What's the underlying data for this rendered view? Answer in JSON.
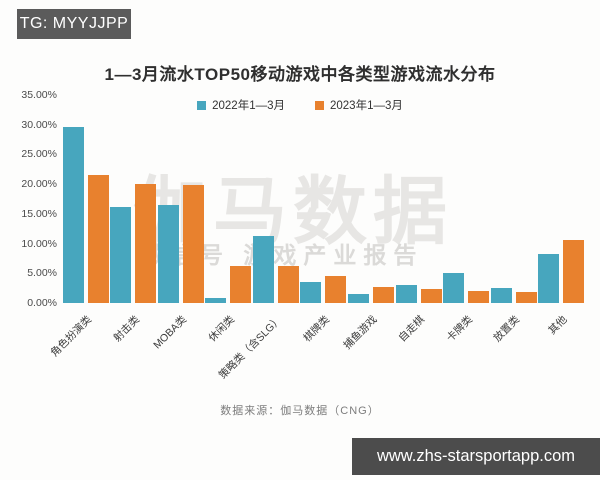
{
  "badges": {
    "tg": "TG: MYYJJPP",
    "url": "www.zhs-starsportapp.com"
  },
  "watermark": {
    "line1": "伽马数据",
    "line2": "微信号 游戏产业报告"
  },
  "footer": {
    "source": "数据来源：伽马数据（CNG）"
  },
  "chart_data": {
    "type": "bar",
    "title": "1—3月流水TOP50移动游戏中各类型游戏流水分布",
    "categories": [
      "角色扮演类",
      "射击类",
      "MOBA类",
      "休闲类",
      "策略类（含SLG）",
      "棋牌类",
      "捕鱼游戏",
      "自走棋",
      "卡牌类",
      "放置类",
      "其他"
    ],
    "series": [
      {
        "name": "2022年1—3月",
        "color": "#47a6be",
        "values": [
          29.6,
          16.2,
          16.5,
          0.8,
          11.3,
          3.5,
          1.5,
          3.0,
          5.1,
          2.5,
          8.3
        ]
      },
      {
        "name": "2023年1—3月",
        "color": "#e8812e",
        "values": [
          21.6,
          20.1,
          19.9,
          6.3,
          6.3,
          4.6,
          2.7,
          2.4,
          2.0,
          1.9,
          10.6
        ]
      }
    ],
    "ylabel": "",
    "xlabel": "",
    "ylim": [
      0,
      35
    ],
    "ytick_step": 5,
    "ytick_labels": [
      "35.00%",
      "30.00%",
      "25.00%",
      "20.00%",
      "15.00%",
      "10.00%",
      "5.00%",
      "0.00%"
    ],
    "grid": false,
    "legend_position": "top-center",
    "bar_unit": "percent"
  }
}
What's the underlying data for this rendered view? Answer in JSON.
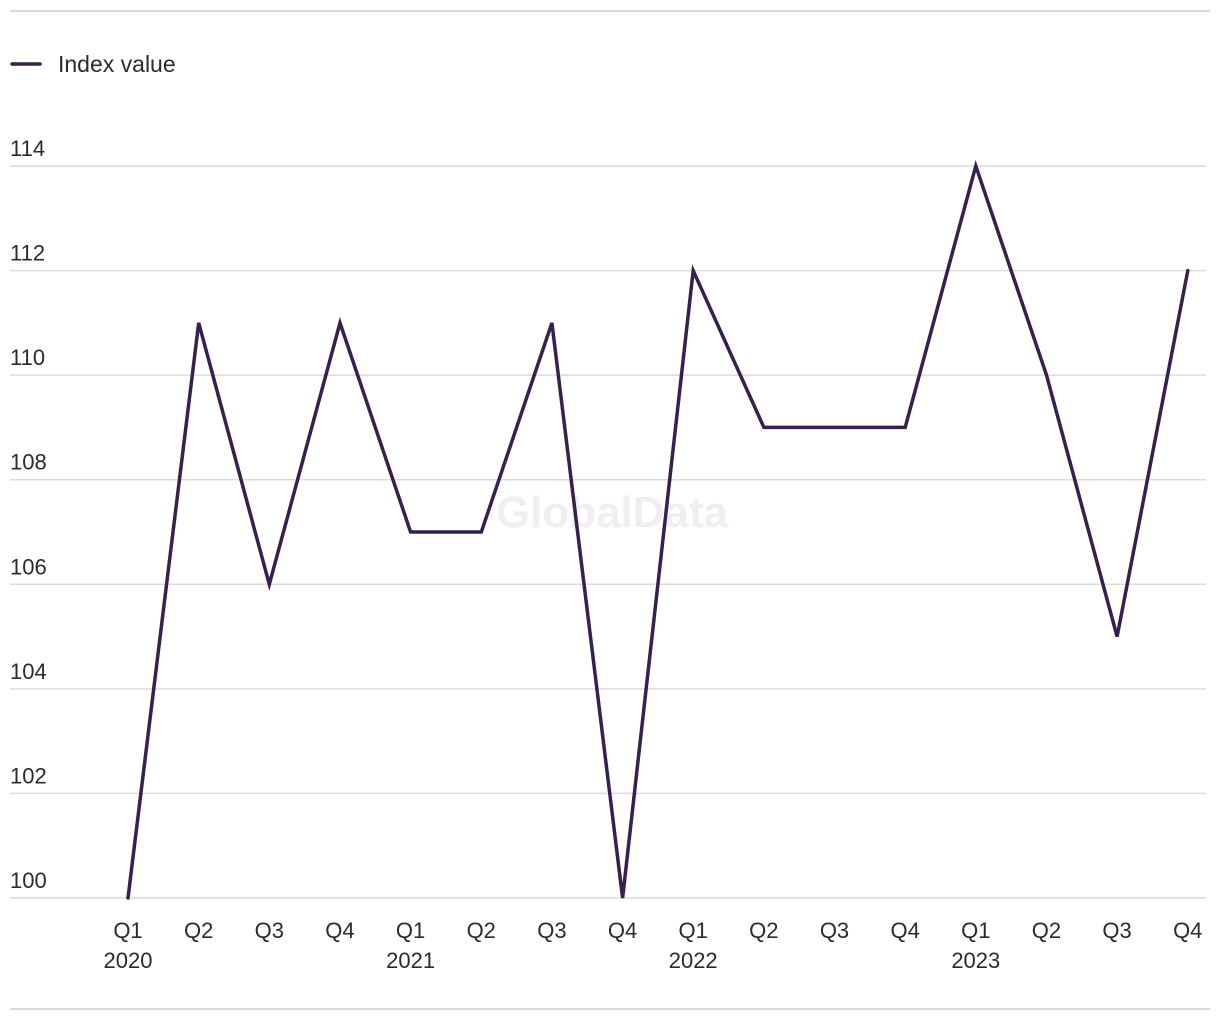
{
  "chart_data": {
    "type": "line",
    "title": "",
    "xlabel": "",
    "ylabel": "",
    "ylim": [
      100,
      114
    ],
    "yticks": [
      100,
      102,
      104,
      106,
      108,
      110,
      112,
      114
    ],
    "grid": true,
    "legend_position": "top-left",
    "quarters": [
      "Q1",
      "Q2",
      "Q3",
      "Q4",
      "Q1",
      "Q2",
      "Q3",
      "Q4",
      "Q1",
      "Q2",
      "Q3",
      "Q4",
      "Q1",
      "Q2",
      "Q3",
      "Q4"
    ],
    "years": [
      "2020",
      "",
      "",
      "",
      "2021",
      "",
      "",
      "",
      "2022",
      "",
      "",
      "",
      "2023",
      "",
      "",
      ""
    ],
    "x": [
      "Q1 2020",
      "Q2 2020",
      "Q3 2020",
      "Q4 2020",
      "Q1 2021",
      "Q2 2021",
      "Q3 2021",
      "Q4 2021",
      "Q1 2022",
      "Q2 2022",
      "Q3 2022",
      "Q4 2022",
      "Q1 2023",
      "Q2 2023",
      "Q3 2023",
      "Q4 2023"
    ],
    "series": [
      {
        "name": "Index value",
        "color": "#35204f",
        "values": [
          100,
          111,
          106,
          111,
          107,
          107,
          111,
          100,
          112,
          109,
          109,
          109,
          114,
          110,
          105,
          112
        ]
      }
    ]
  },
  "watermark": "GlobalData"
}
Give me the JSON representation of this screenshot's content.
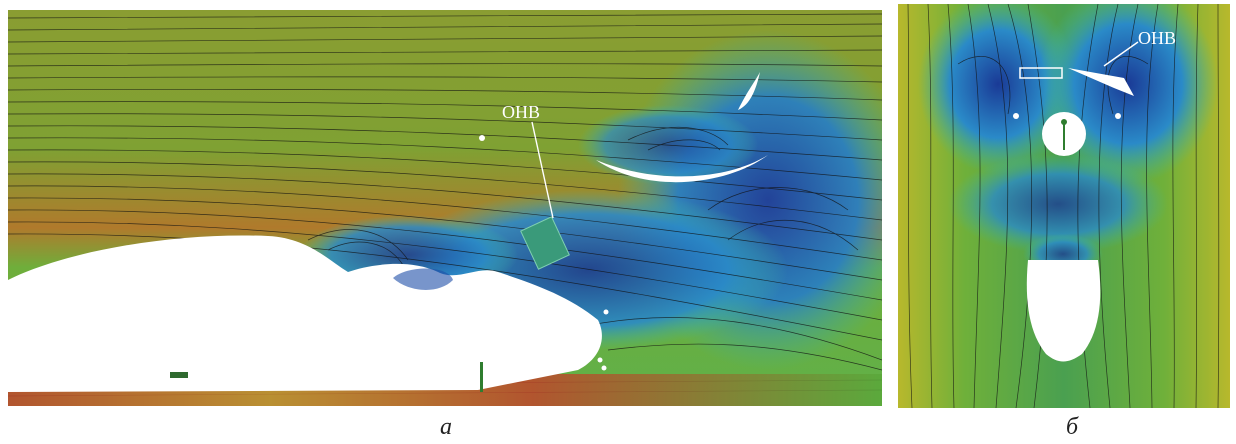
{
  "figure": {
    "panels": [
      {
        "id": "a",
        "caption": "а",
        "label": "ОНВ"
      },
      {
        "id": "b",
        "caption": "б",
        "label": "ОНВ"
      }
    ],
    "colors": {
      "flow_green": "#5aa83a",
      "flow_yellow": "#c9c22f",
      "flow_red": "#c0452a",
      "wake_blue": "#1e4fa8",
      "body_white": "#ffffff",
      "streamline": "#111111"
    }
  }
}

Objective:
Images should not appear in the copy; retype the listing above exactly.

Answer below:
What's the underlying data for this rendered view? Answer in JSON.
{
  "badges": {
    "tg": "TG: MYYJJPP",
    "url": "www.zhs-starsportapp.com"
  },
  "watermark": {
    "line1": "伽马数据",
    "line2": "微信号 游戏产业报告"
  },
  "footer": {
    "source": "数据来源：伽马数据（CNG）"
  },
  "chart_data": {
    "type": "bar",
    "title": "1—3月流水TOP50移动游戏中各类型游戏流水分布",
    "categories": [
      "角色扮演类",
      "射击类",
      "MOBA类",
      "休闲类",
      "策略类（含SLG）",
      "棋牌类",
      "捕鱼游戏",
      "自走棋",
      "卡牌类",
      "放置类",
      "其他"
    ],
    "series": [
      {
        "name": "2022年1—3月",
        "color": "#47a6be",
        "values": [
          29.6,
          16.2,
          16.5,
          0.8,
          11.3,
          3.5,
          1.5,
          3.0,
          5.1,
          2.5,
          8.3
        ]
      },
      {
        "name": "2023年1—3月",
        "color": "#e8812e",
        "values": [
          21.6,
          20.1,
          19.9,
          6.3,
          6.3,
          4.6,
          2.7,
          2.4,
          2.0,
          1.9,
          10.6
        ]
      }
    ],
    "ylabel": "",
    "xlabel": "",
    "ylim": [
      0,
      35
    ],
    "ytick_step": 5,
    "ytick_labels": [
      "35.00%",
      "30.00%",
      "25.00%",
      "20.00%",
      "15.00%",
      "10.00%",
      "5.00%",
      "0.00%"
    ],
    "grid": false,
    "legend_position": "top-center",
    "bar_unit": "percent"
  }
}
What's the underlying data for this rendered view? Answer in JSON.
{
  "chart_data": {
    "type": "line",
    "title": "",
    "xlabel": "",
    "ylabel": "",
    "ylim": [
      100,
      114
    ],
    "yticks": [
      100,
      102,
      104,
      106,
      108,
      110,
      112,
      114
    ],
    "grid": true,
    "legend_position": "top-left",
    "quarters": [
      "Q1",
      "Q2",
      "Q3",
      "Q4",
      "Q1",
      "Q2",
      "Q3",
      "Q4",
      "Q1",
      "Q2",
      "Q3",
      "Q4",
      "Q1",
      "Q2",
      "Q3",
      "Q4"
    ],
    "years": [
      "2020",
      "",
      "",
      "",
      "2021",
      "",
      "",
      "",
      "2022",
      "",
      "",
      "",
      "2023",
      "",
      "",
      ""
    ],
    "x": [
      "Q1 2020",
      "Q2 2020",
      "Q3 2020",
      "Q4 2020",
      "Q1 2021",
      "Q2 2021",
      "Q3 2021",
      "Q4 2021",
      "Q1 2022",
      "Q2 2022",
      "Q3 2022",
      "Q4 2022",
      "Q1 2023",
      "Q2 2023",
      "Q3 2023",
      "Q4 2023"
    ],
    "series": [
      {
        "name": "Index value",
        "color": "#35204f",
        "values": [
          100,
          111,
          106,
          111,
          107,
          107,
          111,
          100,
          112,
          109,
          109,
          109,
          114,
          110,
          105,
          112
        ]
      }
    ]
  },
  "watermark": "GlobalData"
}
Give me the JSON representation of this screenshot's content.
{
  "figure": {
    "panels": [
      {
        "id": "a",
        "caption": "а",
        "label": "ОНВ"
      },
      {
        "id": "b",
        "caption": "б",
        "label": "ОНВ"
      }
    ],
    "colors": {
      "flow_green": "#5aa83a",
      "flow_yellow": "#c9c22f",
      "flow_red": "#c0452a",
      "wake_blue": "#1e4fa8",
      "body_white": "#ffffff",
      "streamline": "#111111"
    }
  }
}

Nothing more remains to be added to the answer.